Instructions for the task: Select every line below containing the word "color".

Data section:
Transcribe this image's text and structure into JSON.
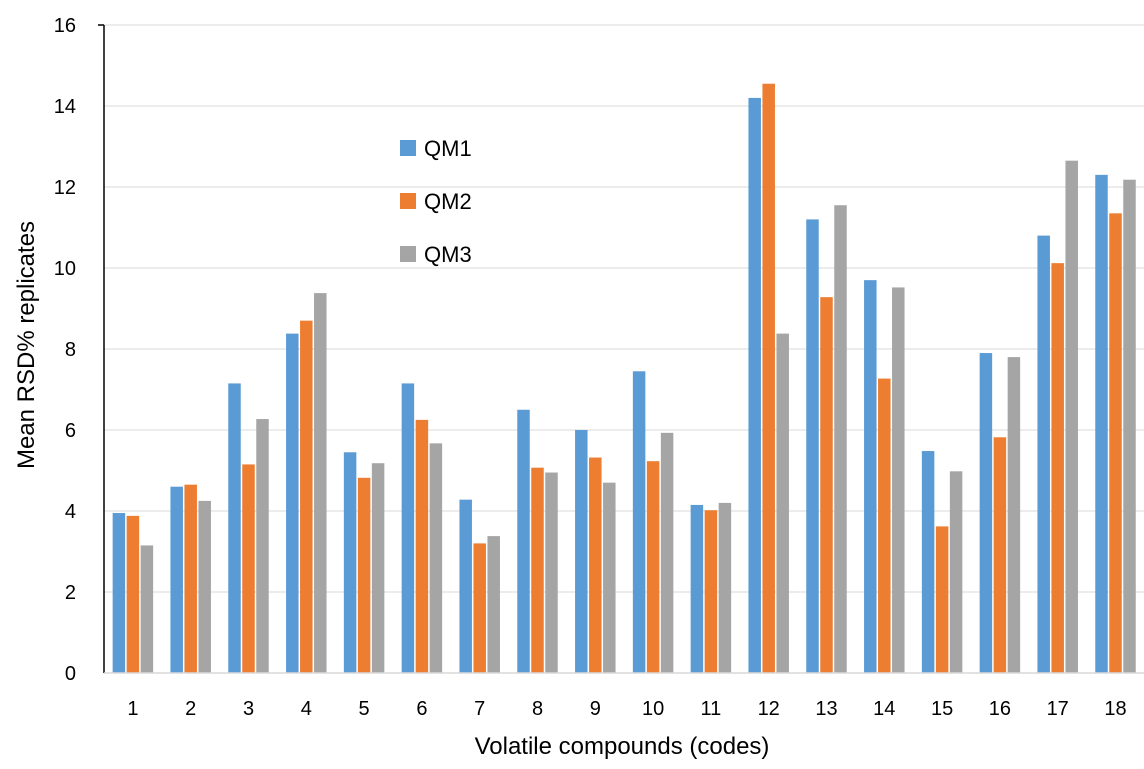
{
  "chart_data": {
    "type": "bar",
    "title": "",
    "xlabel": "Volatile compounds (codes)",
    "ylabel": "Mean RSD% replicates",
    "ylim": [
      0,
      16
    ],
    "yticks": [
      "0",
      "2",
      "4",
      "6",
      "8",
      "10",
      "12",
      "14",
      "16"
    ],
    "grid": true,
    "legend_position": "upper-left-inside",
    "categories": [
      "1",
      "2",
      "3",
      "4",
      "5",
      "6",
      "7",
      "8",
      "9",
      "10",
      "11",
      "12",
      "13",
      "14",
      "15",
      "16",
      "17",
      "18"
    ],
    "series": [
      {
        "name": "QM1",
        "color": "#5B9BD5",
        "values": [
          3.95,
          4.6,
          7.15,
          8.38,
          5.45,
          7.15,
          4.28,
          6.5,
          6.0,
          7.45,
          4.15,
          14.2,
          11.2,
          9.7,
          5.48,
          7.9,
          10.8,
          12.3
        ]
      },
      {
        "name": "QM2",
        "color": "#ED7D31",
        "values": [
          3.88,
          4.65,
          5.15,
          8.7,
          4.82,
          6.25,
          3.2,
          5.07,
          5.32,
          5.23,
          4.02,
          14.55,
          9.28,
          7.27,
          3.62,
          5.82,
          10.12,
          11.35
        ]
      },
      {
        "name": "QM3",
        "color": "#A5A5A5",
        "values": [
          3.15,
          4.25,
          6.27,
          9.38,
          5.18,
          5.67,
          3.38,
          4.95,
          4.7,
          5.93,
          4.2,
          8.38,
          11.55,
          9.52,
          4.98,
          7.8,
          12.65,
          12.18
        ]
      }
    ]
  }
}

Written reply:
        "color": "#5B9BD5",
        "color": "#ED7D31",
        "color": "#A5A5A5",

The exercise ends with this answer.